What to produce ::
Copy out all the data, word for word.

* begin *

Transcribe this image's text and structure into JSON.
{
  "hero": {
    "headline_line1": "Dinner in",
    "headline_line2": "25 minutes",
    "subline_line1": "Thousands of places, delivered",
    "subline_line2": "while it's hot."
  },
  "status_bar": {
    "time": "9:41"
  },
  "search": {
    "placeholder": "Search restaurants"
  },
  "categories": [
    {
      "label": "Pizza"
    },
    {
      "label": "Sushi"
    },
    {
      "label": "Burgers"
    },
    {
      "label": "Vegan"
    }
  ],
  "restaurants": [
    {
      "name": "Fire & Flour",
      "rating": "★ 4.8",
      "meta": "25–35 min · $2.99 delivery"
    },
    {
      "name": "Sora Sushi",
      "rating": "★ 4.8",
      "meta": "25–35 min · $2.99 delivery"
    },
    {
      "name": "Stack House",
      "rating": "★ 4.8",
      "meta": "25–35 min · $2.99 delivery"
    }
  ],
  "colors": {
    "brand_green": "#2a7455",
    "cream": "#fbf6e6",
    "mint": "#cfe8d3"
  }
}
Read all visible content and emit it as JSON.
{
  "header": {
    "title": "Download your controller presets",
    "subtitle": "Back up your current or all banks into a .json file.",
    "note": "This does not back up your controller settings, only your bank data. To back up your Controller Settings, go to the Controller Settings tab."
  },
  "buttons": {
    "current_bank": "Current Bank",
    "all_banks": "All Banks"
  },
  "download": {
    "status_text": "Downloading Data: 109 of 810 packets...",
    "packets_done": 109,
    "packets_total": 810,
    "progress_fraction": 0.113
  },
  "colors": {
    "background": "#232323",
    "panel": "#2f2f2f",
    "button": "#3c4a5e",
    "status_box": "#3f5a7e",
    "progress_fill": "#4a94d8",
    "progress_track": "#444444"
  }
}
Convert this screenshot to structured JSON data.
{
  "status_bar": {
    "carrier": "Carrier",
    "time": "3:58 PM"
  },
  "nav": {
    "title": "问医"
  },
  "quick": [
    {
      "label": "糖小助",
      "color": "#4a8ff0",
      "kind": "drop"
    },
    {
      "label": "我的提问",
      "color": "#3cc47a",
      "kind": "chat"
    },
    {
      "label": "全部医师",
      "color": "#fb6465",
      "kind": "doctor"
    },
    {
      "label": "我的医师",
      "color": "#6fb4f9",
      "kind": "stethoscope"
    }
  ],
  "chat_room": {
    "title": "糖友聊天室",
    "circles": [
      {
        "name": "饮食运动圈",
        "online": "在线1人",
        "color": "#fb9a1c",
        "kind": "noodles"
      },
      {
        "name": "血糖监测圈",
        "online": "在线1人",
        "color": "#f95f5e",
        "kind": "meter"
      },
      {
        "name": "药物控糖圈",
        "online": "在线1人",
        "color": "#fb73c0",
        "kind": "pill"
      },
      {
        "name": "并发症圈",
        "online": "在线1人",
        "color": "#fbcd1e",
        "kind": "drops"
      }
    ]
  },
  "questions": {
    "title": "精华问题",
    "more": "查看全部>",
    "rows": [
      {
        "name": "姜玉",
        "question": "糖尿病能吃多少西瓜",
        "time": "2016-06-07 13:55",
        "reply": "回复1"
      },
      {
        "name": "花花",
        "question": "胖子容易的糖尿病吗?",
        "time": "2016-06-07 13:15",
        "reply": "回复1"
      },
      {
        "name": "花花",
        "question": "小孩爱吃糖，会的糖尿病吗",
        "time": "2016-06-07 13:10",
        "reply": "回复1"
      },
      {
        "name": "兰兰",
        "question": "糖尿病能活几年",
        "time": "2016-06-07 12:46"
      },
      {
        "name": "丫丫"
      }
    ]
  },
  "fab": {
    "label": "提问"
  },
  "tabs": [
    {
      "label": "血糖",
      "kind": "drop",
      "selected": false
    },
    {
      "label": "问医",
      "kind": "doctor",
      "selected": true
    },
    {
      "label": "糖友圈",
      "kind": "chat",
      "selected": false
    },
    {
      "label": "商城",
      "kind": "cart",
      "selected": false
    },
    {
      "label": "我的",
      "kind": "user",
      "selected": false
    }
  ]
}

* end *

Solution for this task ::
Transcribe this image's text and structure into JSON.
{
  "hero": {
    "headline_line1": "Dinner in",
    "headline_line2": "25 minutes",
    "subline_line1": "Thousands of places, delivered",
    "subline_line2": "while it's hot."
  },
  "status_bar": {
    "time": "9:41"
  },
  "search": {
    "placeholder": "Search restaurants"
  },
  "categories": [
    {
      "label": "Pizza"
    },
    {
      "label": "Sushi"
    },
    {
      "label": "Burgers"
    },
    {
      "label": "Vegan"
    }
  ],
  "restaurants": [
    {
      "name": "Fire & Flour",
      "rating": "★ 4.8",
      "meta": "25–35 min · $2.99 delivery"
    },
    {
      "name": "Sora Sushi",
      "rating": "★ 4.8",
      "meta": "25–35 min · $2.99 delivery"
    },
    {
      "name": "Stack House",
      "rating": "★ 4.8",
      "meta": "25–35 min · $2.99 delivery"
    }
  ],
  "colors": {
    "brand_green": "#2a7455",
    "cream": "#fbf6e6",
    "mint": "#cfe8d3"
  }
}
Read all visible content and emit it as JSON.
{
  "header": {
    "title": "Download your controller presets",
    "subtitle": "Back up your current or all banks into a .json file.",
    "note": "This does not back up your controller settings, only your bank data. To back up your Controller Settings, go to the Controller Settings tab."
  },
  "buttons": {
    "current_bank": "Current Bank",
    "all_banks": "All Banks"
  },
  "download": {
    "status_text": "Downloading Data: 109 of 810 packets...",
    "packets_done": 109,
    "packets_total": 810,
    "progress_fraction": 0.113
  },
  "colors": {
    "background": "#232323",
    "panel": "#2f2f2f",
    "button": "#3c4a5e",
    "status_box": "#3f5a7e",
    "progress_fill": "#4a94d8",
    "progress_track": "#444444"
  }
}
Convert this screenshot to structured JSON data.
{
  "status_bar": {
    "carrier": "Carrier",
    "time": "3:58 PM"
  },
  "nav": {
    "title": "问医"
  },
  "quick": [
    {
      "label": "糖小助",
      "color": "#4a8ff0",
      "kind": "drop"
    },
    {
      "label": "我的提问",
      "color": "#3cc47a",
      "kind": "chat"
    },
    {
      "label": "全部医师",
      "color": "#fb6465",
      "kind": "doctor"
    },
    {
      "label": "我的医师",
      "color": "#6fb4f9",
      "kind": "stethoscope"
    }
  ],
  "chat_room": {
    "title": "糖友聊天室",
    "circles": [
      {
        "name": "饮食运动圈",
        "online": "在线1人",
        "color": "#fb9a1c",
        "kind": "noodles"
      },
      {
        "name": "血糖监测圈",
        "online": "在线1人",
        "color": "#f95f5e",
        "kind": "meter"
      },
      {
        "name": "药物控糖圈",
        "online": "在线1人",
        "color": "#fb73c0",
        "kind": "pill"
      },
      {
        "name": "并发症圈",
        "online": "在线1人",
        "color": "#fbcd1e",
        "kind": "drops"
      }
    ]
  },
  "questions": {
    "title": "精华问题",
    "more": "查看全部>",
    "rows": [
      {
        "name": "姜玉",
        "question": "糖尿病能吃多少西瓜",
        "time": "2016-06-07 13:55",
        "reply": "回复1"
      },
      {
        "name": "花花",
        "question": "胖子容易的糖尿病吗?",
        "time": "2016-06-07 13:15",
        "reply": "回复1"
      },
      {
        "name": "花花",
        "question": "小孩爱吃糖，会的糖尿病吗",
        "time": "2016-06-07 13:10",
        "reply": "回复1"
      },
      {
        "name": "兰兰",
        "question": "糖尿病能活几年",
        "time": "2016-06-07 12:46"
      },
      {
        "name": "丫丫"
      }
    ]
  },
  "fab": {
    "label": "提问"
  },
  "tabs": [
    {
      "label": "血糖",
      "kind": "drop",
      "selected": false
    },
    {
      "label": "问医",
      "kind": "doctor",
      "selected": true
    },
    {
      "label": "糖友圈",
      "kind": "chat",
      "selected": false
    },
    {
      "label": "商城",
      "kind": "cart",
      "selected": false
    },
    {
      "label": "我的",
      "kind": "user",
      "selected": false
    }
  ]
}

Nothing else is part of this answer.